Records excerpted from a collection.
▬▬▬▬▬▬

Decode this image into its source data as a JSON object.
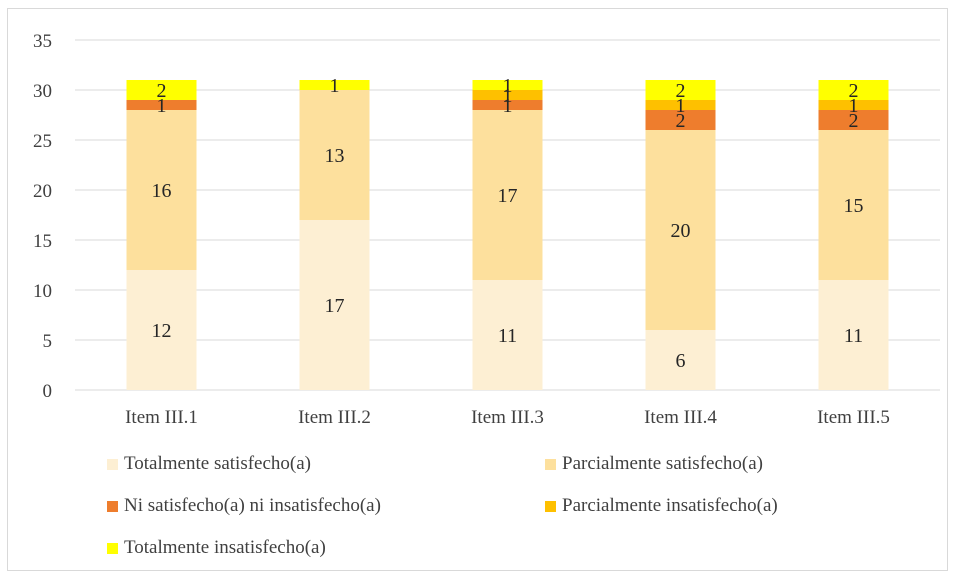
{
  "chart_data": {
    "type": "bar",
    "stacked": true,
    "categories": [
      "Item III.1",
      "Item III.2",
      "Item III.3",
      "Item III.4",
      "Item III.5"
    ],
    "series": [
      {
        "name": "Totalmente satisfecho(a)",
        "color": "#fdefd3",
        "values": [
          12,
          17,
          11,
          6,
          11
        ]
      },
      {
        "name": "Parcialmente satisfecho(a)",
        "color": "#fde09d",
        "values": [
          16,
          13,
          17,
          20,
          15
        ]
      },
      {
        "name": "Ni satisfecho(a) ni insatisfecho(a)",
        "color": "#ee7d2d",
        "values": [
          1,
          0,
          1,
          2,
          2
        ]
      },
      {
        "name": "Parcialmente insatisfecho(a)",
        "color": "#fec000",
        "values": [
          0,
          0,
          1,
          1,
          1
        ]
      },
      {
        "name": "Totalmente insatisfecho(a)",
        "color": "#ffff00",
        "values": [
          2,
          1,
          1,
          2,
          2
        ]
      }
    ],
    "ylim": [
      0,
      35
    ],
    "yticks": [
      0,
      5,
      10,
      15,
      20,
      25,
      30,
      35
    ],
    "grid": true,
    "legend_position": "bottom"
  }
}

▬▬▬▬▬▬

WHAT TO WORK ON.
Where a line in the entries holds "name", copy that line.

RESPONSE TO THE TASK.
        "name": "Totalmente satisfecho(a)",
        "name": "Parcialmente satisfecho(a)",
        "name": "Ni satisfecho(a) ni insatisfecho(a)",
        "name": "Parcialmente insatisfecho(a)",
        "name": "Totalmente insatisfecho(a)",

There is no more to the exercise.